• **DO THIS**: Omit images. Retype all entries verbatim.

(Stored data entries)
————

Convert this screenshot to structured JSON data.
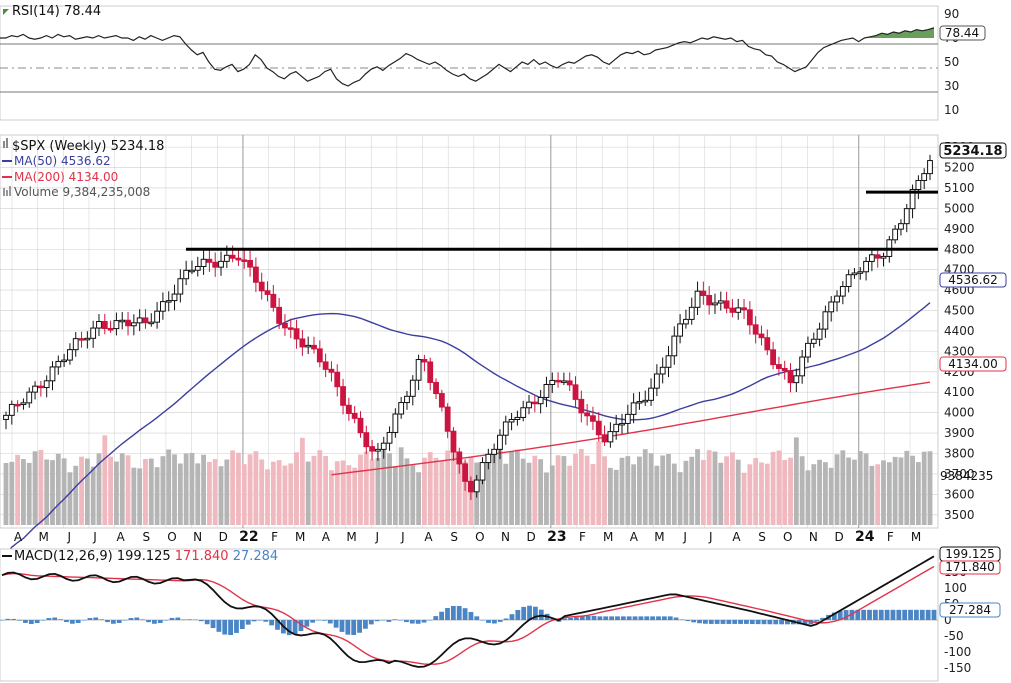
{
  "rsi": {
    "label": "RSI(14)",
    "value": "78.44",
    "ticks": [
      "90",
      "70",
      "50",
      "30",
      "10"
    ],
    "overbought": 70,
    "oversold": 30,
    "values": [
      70,
      70,
      72,
      71,
      73,
      70,
      69,
      70,
      72,
      70,
      73,
      71,
      72,
      69,
      70,
      71,
      70,
      72,
      70,
      71,
      72,
      70,
      70,
      68,
      71,
      69,
      72,
      70,
      68,
      70,
      72,
      71,
      65,
      60,
      56,
      58,
      50,
      44,
      43,
      46,
      48,
      42,
      44,
      48,
      56,
      52,
      45,
      42,
      38,
      36,
      40,
      42,
      38,
      34,
      36,
      38,
      42,
      44,
      36,
      32,
      30,
      33,
      35,
      40,
      44,
      46,
      43,
      47,
      50,
      53,
      57,
      55,
      52,
      50,
      48,
      50,
      47,
      43,
      40,
      38,
      40,
      36,
      34,
      37,
      40,
      44,
      48,
      45,
      42,
      46,
      50,
      48,
      52,
      48,
      50,
      47,
      45,
      48,
      50,
      49,
      52,
      55,
      56,
      54,
      50,
      48,
      52,
      56,
      58,
      57,
      59,
      56,
      57,
      60,
      61,
      62,
      64,
      66,
      67,
      66,
      68,
      70,
      69,
      71,
      70,
      69,
      70,
      67,
      68,
      63,
      61,
      60,
      56,
      55,
      50,
      48,
      45,
      42,
      44,
      46,
      52,
      58,
      62,
      64,
      66,
      68,
      69,
      70,
      67,
      70,
      71,
      72,
      74,
      73,
      75,
      74,
      76,
      75,
      77,
      76,
      77,
      78.44
    ]
  },
  "price": {
    "symbol": "$SPX (Weekly)",
    "value": "5234.18",
    "ma50_label": "MA(50)",
    "ma50_value": "4536.62",
    "ma200_label": "MA(200)",
    "ma200_value": "4134.00",
    "volume_label": "Volume",
    "volume_value": "9,384,235,008",
    "volume_tag": "9384235",
    "ticks": [
      "5300",
      "5200",
      "5100",
      "5000",
      "4900",
      "4800",
      "4700",
      "4600",
      "4500",
      "4400",
      "4300",
      "4200",
      "4100",
      "4000",
      "3900",
      "3800",
      "3700",
      "3600",
      "3500"
    ],
    "resistance_levels": [
      4800,
      5080
    ]
  },
  "x_axis": {
    "labels": [
      "A",
      "M",
      "J",
      "J",
      "A",
      "S",
      "O",
      "N",
      "D",
      "22",
      "F",
      "M",
      "A",
      "M",
      "J",
      "J",
      "A",
      "S",
      "O",
      "N",
      "D",
      "23",
      "F",
      "M",
      "A",
      "M",
      "J",
      "J",
      "A",
      "S",
      "O",
      "N",
      "D",
      "24",
      "F",
      "M"
    ]
  },
  "macd": {
    "label": "MACD(12,26,9)",
    "value1": "199.125",
    "value2": "171.840",
    "value3": "27.284",
    "ticks": [
      "150",
      "100",
      "50",
      "0",
      "-50",
      "-100",
      "-150"
    ]
  },
  "colors": {
    "up": "#111111",
    "down": "#cc1440",
    "ma50": "#3b3f9e",
    "ma200": "#e0334a",
    "vol_up": "#b5b5b5",
    "vol_down": "#f0b8bf",
    "macd_hist": "#4a86c5",
    "rsi_fill": "#4d8f3e",
    "grid": "#cfcfcf"
  },
  "chart_data": {
    "type": "line",
    "title": "$SPX (Weekly)",
    "last_close": 5234.18,
    "ylim": [
      3450,
      5330
    ],
    "series": [
      {
        "name": "$SPX (Weekly)",
        "x": [
          "2021-04",
          "2021-06",
          "2021-08",
          "2021-10",
          "2021-12",
          "2022-01",
          "2022-03",
          "2022-04",
          "2022-06",
          "2022-08",
          "2022-10",
          "2022-12",
          "2023-02",
          "2023-03",
          "2023-05",
          "2023-07",
          "2023-08",
          "2023-10",
          "2023-11",
          "2024-01",
          "2024-03"
        ],
        "values": [
          3975,
          4210,
          4440,
          4430,
          4700,
          4780,
          4440,
          4200,
          3760,
          4280,
          3620,
          3990,
          4170,
          3860,
          4140,
          4590,
          4470,
          4140,
          4610,
          4790,
          5234.18
        ]
      },
      {
        "name": "MA(50)",
        "value": 4536.62
      },
      {
        "name": "MA(200)",
        "value": 4134.0
      }
    ],
    "indicators": {
      "RSI(14)": 78.44,
      "MACD(12,26,9)": [
        199.125,
        171.84,
        27.284
      ]
    }
  }
}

————

• **FULL SOLUTION**:
Convert this screenshot to structured JSON data.
{
  "rsi": {
    "label": "RSI(14)",
    "value": "78.44",
    "ticks": [
      "90",
      "70",
      "50",
      "30",
      "10"
    ],
    "overbought": 70,
    "oversold": 30,
    "values": [
      70,
      70,
      72,
      71,
      73,
      70,
      69,
      70,
      72,
      70,
      73,
      71,
      72,
      69,
      70,
      71,
      70,
      72,
      70,
      71,
      72,
      70,
      70,
      68,
      71,
      69,
      72,
      70,
      68,
      70,
      72,
      71,
      65,
      60,
      56,
      58,
      50,
      44,
      43,
      46,
      48,
      42,
      44,
      48,
      56,
      52,
      45,
      42,
      38,
      36,
      40,
      42,
      38,
      34,
      36,
      38,
      42,
      44,
      36,
      32,
      30,
      33,
      35,
      40,
      44,
      46,
      43,
      47,
      50,
      53,
      57,
      55,
      52,
      50,
      48,
      50,
      47,
      43,
      40,
      38,
      40,
      36,
      34,
      37,
      40,
      44,
      48,
      45,
      42,
      46,
      50,
      48,
      52,
      48,
      50,
      47,
      45,
      48,
      50,
      49,
      52,
      55,
      56,
      54,
      50,
      48,
      52,
      56,
      58,
      57,
      59,
      56,
      57,
      60,
      61,
      62,
      64,
      66,
      67,
      66,
      68,
      70,
      69,
      71,
      70,
      69,
      70,
      67,
      68,
      63,
      61,
      60,
      56,
      55,
      50,
      48,
      45,
      42,
      44,
      46,
      52,
      58,
      62,
      64,
      66,
      68,
      69,
      70,
      67,
      70,
      71,
      72,
      74,
      73,
      75,
      74,
      76,
      75,
      77,
      76,
      77,
      78.44
    ]
  },
  "price": {
    "symbol": "$SPX (Weekly)",
    "value": "5234.18",
    "ma50_label": "MA(50)",
    "ma50_value": "4536.62",
    "ma200_label": "MA(200)",
    "ma200_value": "4134.00",
    "volume_label": "Volume",
    "volume_value": "9,384,235,008",
    "volume_tag": "9384235",
    "ticks": [
      "5300",
      "5200",
      "5100",
      "5000",
      "4900",
      "4800",
      "4700",
      "4600",
      "4500",
      "4400",
      "4300",
      "4200",
      "4100",
      "4000",
      "3900",
      "3800",
      "3700",
      "3600",
      "3500"
    ],
    "resistance_levels": [
      4800,
      5080
    ]
  },
  "x_axis": {
    "labels": [
      "A",
      "M",
      "J",
      "J",
      "A",
      "S",
      "O",
      "N",
      "D",
      "22",
      "F",
      "M",
      "A",
      "M",
      "J",
      "J",
      "A",
      "S",
      "O",
      "N",
      "D",
      "23",
      "F",
      "M",
      "A",
      "M",
      "J",
      "J",
      "A",
      "S",
      "O",
      "N",
      "D",
      "24",
      "F",
      "M"
    ]
  },
  "macd": {
    "label": "MACD(12,26,9)",
    "value1": "199.125",
    "value2": "171.840",
    "value3": "27.284",
    "ticks": [
      "150",
      "100",
      "50",
      "0",
      "-50",
      "-100",
      "-150"
    ]
  },
  "colors": {
    "up": "#111111",
    "down": "#cc1440",
    "ma50": "#3b3f9e",
    "ma200": "#e0334a",
    "vol_up": "#b5b5b5",
    "vol_down": "#f0b8bf",
    "macd_hist": "#4a86c5",
    "rsi_fill": "#4d8f3e",
    "grid": "#cfcfcf"
  },
  "chart_data": {
    "type": "line",
    "title": "$SPX (Weekly)",
    "last_close": 5234.18,
    "ylim": [
      3450,
      5330
    ],
    "series": [
      {
        "name": "$SPX (Weekly)",
        "x": [
          "2021-04",
          "2021-06",
          "2021-08",
          "2021-10",
          "2021-12",
          "2022-01",
          "2022-03",
          "2022-04",
          "2022-06",
          "2022-08",
          "2022-10",
          "2022-12",
          "2023-02",
          "2023-03",
          "2023-05",
          "2023-07",
          "2023-08",
          "2023-10",
          "2023-11",
          "2024-01",
          "2024-03"
        ],
        "values": [
          3975,
          4210,
          4440,
          4430,
          4700,
          4780,
          4440,
          4200,
          3760,
          4280,
          3620,
          3990,
          4170,
          3860,
          4140,
          4590,
          4470,
          4140,
          4610,
          4790,
          5234.18
        ]
      },
      {
        "name": "MA(50)",
        "value": 4536.62
      },
      {
        "name": "MA(200)",
        "value": 4134.0
      }
    ],
    "indicators": {
      "RSI(14)": 78.44,
      "MACD(12,26,9)": [
        199.125,
        171.84,
        27.284
      ]
    }
  }
}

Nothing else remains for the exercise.